> **WHAT IS REQUIRED**
Omit the pictures, please, and give each record below again exactly.

> **DATA TO USE**
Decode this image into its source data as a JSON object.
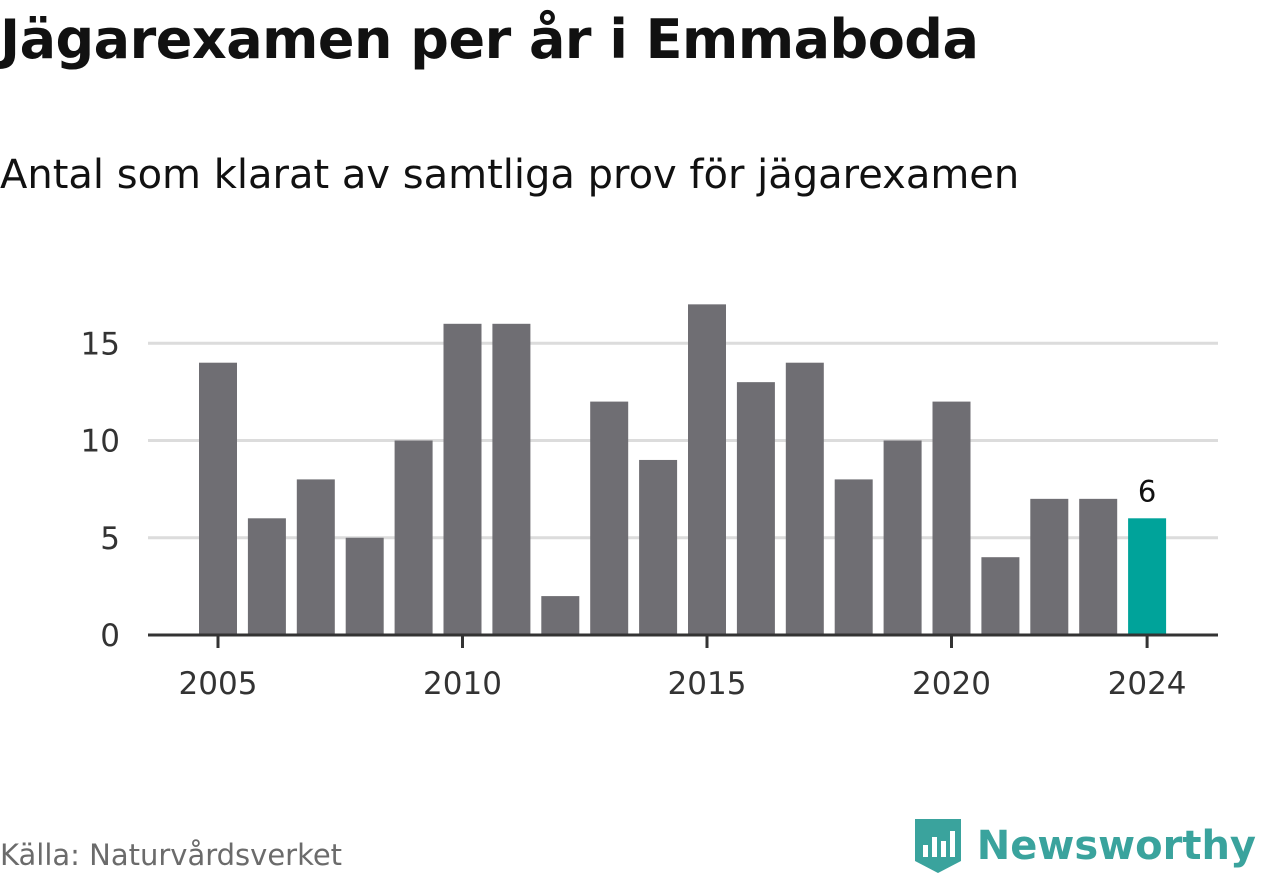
{
  "title": "Jägarexamen per år i Emmaboda",
  "subtitle": "Antal som klarat av samtliga prov för jägarexamen",
  "source": "Källa: Naturvårdsverket",
  "brand": "Newsworthy",
  "colors": {
    "bar": "#6f6e73",
    "highlight": "#00a39a",
    "grid": "#dcdcdc",
    "axis": "#333333",
    "tick_text": "#333333",
    "brand": "#3aa39d",
    "source_text": "#6b6b6b"
  },
  "chart_data": {
    "type": "bar",
    "title": "Jägarexamen per år i Emmaboda",
    "subtitle": "Antal som klarat av samtliga prov för jägarexamen",
    "x": [
      2005,
      2006,
      2007,
      2008,
      2009,
      2010,
      2011,
      2012,
      2013,
      2014,
      2015,
      2016,
      2017,
      2018,
      2019,
      2020,
      2021,
      2022,
      2023,
      2024
    ],
    "values": [
      14,
      6,
      8,
      5,
      10,
      16,
      16,
      2,
      12,
      9,
      17,
      13,
      14,
      8,
      10,
      12,
      4,
      7,
      7,
      6
    ],
    "highlight_x": 2024,
    "data_labels": [
      {
        "x": 2024,
        "label": "6"
      }
    ],
    "x_ticks": [
      2005,
      2010,
      2015,
      2020,
      2024
    ],
    "y_ticks": [
      0,
      5,
      10,
      15
    ],
    "ylim": [
      0,
      17
    ],
    "grid": true,
    "xlabel": "",
    "ylabel": ""
  }
}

> **EXPECTED ANSWER**
Decode this image into its source data as a JSON object.
{
  "title": "Jägarexamen per år i Emmaboda",
  "subtitle": "Antal som klarat av samtliga prov för jägarexamen",
  "source": "Källa: Naturvårdsverket",
  "brand": "Newsworthy",
  "colors": {
    "bar": "#6f6e73",
    "highlight": "#00a39a",
    "grid": "#dcdcdc",
    "axis": "#333333",
    "tick_text": "#333333",
    "brand": "#3aa39d",
    "source_text": "#6b6b6b"
  },
  "chart_data": {
    "type": "bar",
    "title": "Jägarexamen per år i Emmaboda",
    "subtitle": "Antal som klarat av samtliga prov för jägarexamen",
    "x": [
      2005,
      2006,
      2007,
      2008,
      2009,
      2010,
      2011,
      2012,
      2013,
      2014,
      2015,
      2016,
      2017,
      2018,
      2019,
      2020,
      2021,
      2022,
      2023,
      2024
    ],
    "values": [
      14,
      6,
      8,
      5,
      10,
      16,
      16,
      2,
      12,
      9,
      17,
      13,
      14,
      8,
      10,
      12,
      4,
      7,
      7,
      6
    ],
    "highlight_x": 2024,
    "data_labels": [
      {
        "x": 2024,
        "label": "6"
      }
    ],
    "x_ticks": [
      2005,
      2010,
      2015,
      2020,
      2024
    ],
    "y_ticks": [
      0,
      5,
      10,
      15
    ],
    "ylim": [
      0,
      17
    ],
    "grid": true,
    "xlabel": "",
    "ylabel": ""
  }
}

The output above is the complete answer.